▶ [DESCRIPTION OF THE TASK]
Check each line of the records for "name"; collect those that have it.

▶ [DATA ROWS]

######

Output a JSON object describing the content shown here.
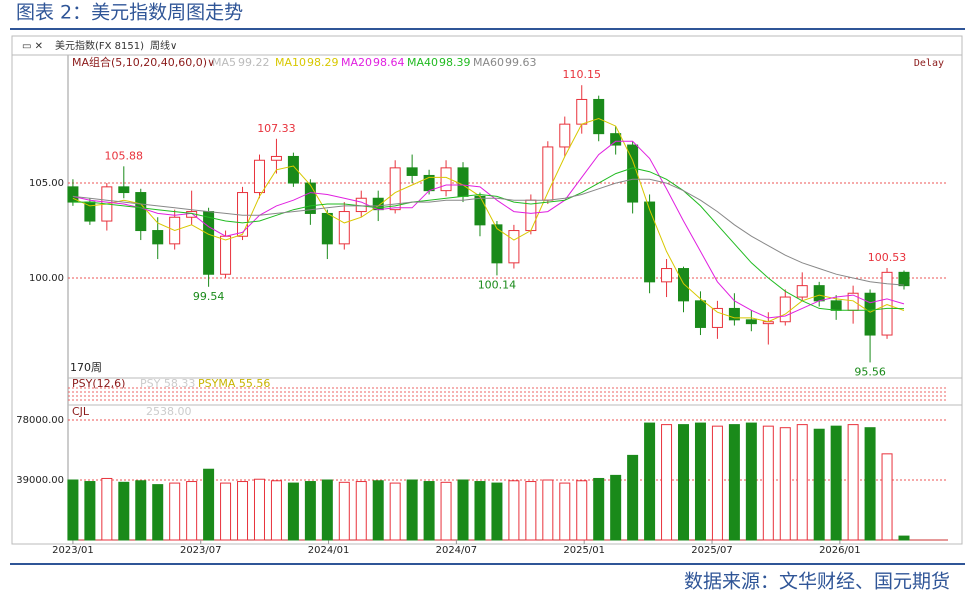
{
  "header": {
    "title": "图表 2：美元指数周图走势"
  },
  "footer": {
    "source": "数据来源：文华财经、国元期货"
  },
  "toolbar": {
    "symbol": "美元指数(FX 8151)",
    "period": "周线∨"
  },
  "chart_data": {
    "type": "candlestick",
    "ma_title": "MA组合(5,10,20,40,60,0)∨",
    "status": "Delay",
    "count_label": "170周",
    "inactive_ma": {
      "name": "MA5",
      "value": 99.22
    },
    "xlim": [
      -1,
      178
    ],
    "xticks": [
      {
        "value": 0,
        "label": "2023/01"
      },
      {
        "value": 26,
        "label": "2023/07"
      },
      {
        "value": 52,
        "label": "2024/01"
      },
      {
        "value": 78,
        "label": "2024/07"
      },
      {
        "value": 104,
        "label": "2025/01"
      },
      {
        "value": 130,
        "label": "2025/07"
      },
      {
        "value": 156,
        "label": "2026/01"
      }
    ],
    "ylim": [
      95.16,
      111.74
    ],
    "yticks": [
      {
        "value": 105,
        "label": "105.00"
      },
      {
        "value": 100,
        "label": "100.00"
      }
    ],
    "grid": true,
    "candles": {
      "x": [
        0,
        3.45,
        6.9,
        10.35,
        13.8,
        17.25,
        20.7,
        24.15,
        27.6,
        31.05,
        34.5,
        37.95,
        41.4,
        44.85,
        48.3,
        51.75,
        55.2,
        58.65,
        62.1,
        65.55,
        69,
        72.45,
        75.9,
        79.35,
        82.8,
        86.25,
        89.7,
        93.15,
        96.6,
        100.05,
        103.5,
        106.95,
        110.4,
        113.85,
        117.3,
        120.75,
        124.2,
        127.65,
        131.1,
        134.55,
        138,
        141.45,
        144.9,
        148.35,
        151.8,
        155.25,
        158.7,
        162.15,
        165.6,
        169.05
      ],
      "open": [
        104.8,
        104.0,
        103.0,
        104.8,
        104.5,
        102.5,
        101.8,
        103.2,
        103.5,
        100.2,
        102.2,
        104.5,
        106.2,
        106.4,
        105.0,
        103.4,
        101.8,
        103.5,
        104.2,
        103.6,
        105.8,
        105.4,
        104.6,
        105.8,
        104.3,
        102.8,
        100.8,
        102.5,
        104.1,
        106.9,
        108.1,
        109.4,
        107.6,
        107.0,
        104.0,
        99.8,
        100.5,
        98.8,
        97.4,
        98.4,
        97.8,
        97.6,
        97.7,
        99.0,
        99.6,
        98.8,
        98.3,
        99.2,
        97.0,
        100.3
      ],
      "high": [
        105.2,
        104.2,
        105.0,
        105.88,
        104.7,
        103.2,
        103.6,
        104.6,
        103.7,
        102.5,
        104.8,
        106.5,
        107.33,
        106.6,
        105.2,
        103.6,
        104.0,
        104.6,
        104.6,
        106.2,
        106.5,
        105.7,
        106.2,
        106.1,
        104.5,
        103.0,
        102.8,
        104.4,
        107.2,
        108.5,
        110.15,
        109.6,
        108.0,
        107.2,
        104.4,
        101.0,
        100.6,
        99.3,
        98.8,
        99.2,
        98.3,
        98.2,
        99.4,
        100.3,
        99.8,
        99.1,
        99.6,
        99.4,
        100.53,
        100.4
      ],
      "low": [
        103.8,
        102.8,
        102.5,
        104.2,
        102.0,
        101.0,
        101.5,
        102.8,
        99.54,
        100.0,
        102.0,
        104.2,
        105.5,
        104.8,
        102.8,
        101.0,
        101.5,
        103.2,
        103.0,
        103.4,
        105.0,
        104.4,
        104.3,
        104.0,
        102.2,
        100.14,
        100.5,
        102.3,
        103.9,
        106.4,
        107.6,
        107.2,
        106.5,
        103.4,
        99.2,
        99.0,
        98.2,
        97.0,
        96.8,
        97.5,
        97.2,
        96.5,
        97.5,
        98.8,
        98.5,
        97.8,
        97.6,
        95.56,
        96.8,
        99.4
      ],
      "close": [
        104.0,
        103.0,
        104.8,
        104.5,
        102.5,
        101.8,
        103.2,
        103.5,
        100.2,
        102.2,
        104.5,
        106.2,
        106.4,
        105.0,
        103.4,
        101.8,
        103.5,
        104.2,
        103.6,
        105.8,
        105.4,
        104.6,
        105.8,
        104.3,
        102.8,
        100.8,
        102.5,
        104.1,
        106.9,
        108.1,
        109.4,
        107.6,
        107.0,
        104.0,
        99.8,
        100.5,
        98.8,
        97.4,
        98.4,
        97.8,
        97.6,
        97.7,
        99.0,
        99.6,
        98.8,
        98.3,
        99.2,
        97.0,
        100.3,
        99.6
      ],
      "high_labels": [
        null,
        null,
        null,
        "105.88",
        null,
        null,
        null,
        null,
        null,
        null,
        null,
        null,
        "107.33",
        null,
        null,
        null,
        null,
        null,
        null,
        null,
        null,
        null,
        null,
        null,
        null,
        null,
        null,
        null,
        null,
        null,
        "110.15",
        null,
        null,
        null,
        null,
        null,
        null,
        null,
        null,
        null,
        null,
        null,
        null,
        null,
        null,
        null,
        null,
        null,
        "100.53",
        null
      ],
      "low_labels": [
        null,
        null,
        null,
        null,
        null,
        null,
        null,
        null,
        "99.54",
        null,
        null,
        null,
        null,
        null,
        null,
        null,
        null,
        null,
        null,
        null,
        null,
        null,
        null,
        null,
        null,
        "100.14",
        null,
        null,
        null,
        null,
        null,
        null,
        null,
        null,
        null,
        null,
        null,
        null,
        null,
        null,
        null,
        null,
        null,
        null,
        null,
        null,
        null,
        "95.56",
        null,
        null
      ],
      "up_color": "#e8323c",
      "down_color": "#1a8a1a"
    },
    "series": [
      {
        "name": "MA10",
        "color": "#d8c800",
        "values": [
          104.2,
          103.8,
          103.9,
          104.1,
          103.9,
          102.9,
          102.5,
          102.8,
          102.3,
          102.0,
          102.3,
          104.3,
          105.7,
          105.9,
          104.9,
          103.4,
          102.9,
          103.2,
          103.8,
          104.5,
          104.9,
          105.3,
          105.3,
          104.9,
          104.3,
          102.6,
          102.0,
          102.5,
          104.5,
          106.4,
          108.1,
          108.4,
          108.0,
          106.2,
          103.6,
          101.4,
          99.7,
          98.9,
          98.2,
          97.9,
          97.9,
          97.7,
          98.1,
          98.8,
          99.1,
          98.9,
          98.8,
          98.2,
          98.6,
          98.29
        ]
      },
      {
        "name": "MA20",
        "color": "#e020e0",
        "values": [
          104.3,
          104.1,
          104.0,
          103.9,
          103.7,
          103.4,
          103.3,
          103.4,
          102.7,
          102.2,
          102.4,
          103.3,
          103.8,
          104.1,
          104.5,
          104.4,
          104.2,
          104.0,
          103.6,
          103.7,
          103.7,
          104.6,
          104.9,
          104.9,
          104.8,
          104.1,
          103.5,
          103.4,
          103.5,
          104.1,
          105.3,
          106.5,
          107.2,
          107.2,
          106.3,
          104.7,
          103.0,
          101.4,
          99.8,
          98.8,
          98.3,
          97.9,
          98.0,
          98.4,
          98.8,
          99.0,
          99.1,
          98.7,
          98.9,
          98.64
        ]
      },
      {
        "name": "MA40",
        "color": "#22bb22",
        "values": [
          104.0,
          104.0,
          103.9,
          103.8,
          103.7,
          103.6,
          103.5,
          103.4,
          103.2,
          103.0,
          102.9,
          103.0,
          103.3,
          103.6,
          103.8,
          103.9,
          103.9,
          103.8,
          103.7,
          103.8,
          104.0,
          104.1,
          104.2,
          104.3,
          104.4,
          104.3,
          104.0,
          103.9,
          104.0,
          104.1,
          104.5,
          105.0,
          105.5,
          105.8,
          105.6,
          105.2,
          104.6,
          103.8,
          102.8,
          101.8,
          100.8,
          100.0,
          99.3,
          98.8,
          98.4,
          98.3,
          98.3,
          98.3,
          98.4,
          98.39
        ]
      },
      {
        "name": "MA60",
        "color": "#888888",
        "values": [
          104.3,
          104.2,
          104.1,
          104.0,
          103.9,
          103.8,
          103.7,
          103.6,
          103.5,
          103.4,
          103.3,
          103.3,
          103.4,
          103.5,
          103.6,
          103.7,
          103.8,
          103.8,
          103.8,
          103.9,
          104.0,
          104.0,
          104.1,
          104.1,
          104.2,
          104.2,
          104.1,
          104.1,
          104.1,
          104.2,
          104.4,
          104.7,
          105.0,
          105.2,
          105.2,
          105.0,
          104.6,
          104.1,
          103.5,
          102.8,
          102.2,
          101.7,
          101.2,
          100.8,
          100.5,
          100.2,
          100.0,
          99.8,
          99.7,
          99.63
        ]
      }
    ],
    "psy": {
      "title": "PSY(12,6)",
      "psy_label": "PSY 58.33",
      "psyma_label": "PSYMA 55.56"
    },
    "volume": {
      "title": "CJL",
      "value_label": "2538.00",
      "ylim": [
        0,
        87750
      ],
      "yticks": [
        {
          "value": 78000,
          "label": "78000.00"
        },
        {
          "value": 39000,
          "label": "39000.00"
        }
      ],
      "values": [
        39000,
        38000,
        40000,
        37500,
        38500,
        36000,
        37000,
        38000,
        46000,
        37000,
        38000,
        39500,
        38500,
        37000,
        38000,
        39000,
        37500,
        38000,
        38500,
        37000,
        39000,
        38000,
        37500,
        39000,
        38000,
        37000,
        38500,
        38000,
        39000,
        37000,
        38500,
        40000,
        42000,
        55000,
        76000,
        75000,
        75000,
        76000,
        74000,
        75000,
        76000,
        74000,
        73000,
        75000,
        72000,
        74000,
        75000,
        73000,
        56000,
        2538
      ]
    }
  }
}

######

▶ [EXERCISE RESPONSE]
      "name": "MA5",
        "name": "MA10",
        "name": "MA20",
        "name": "MA40",
        "name": "MA60",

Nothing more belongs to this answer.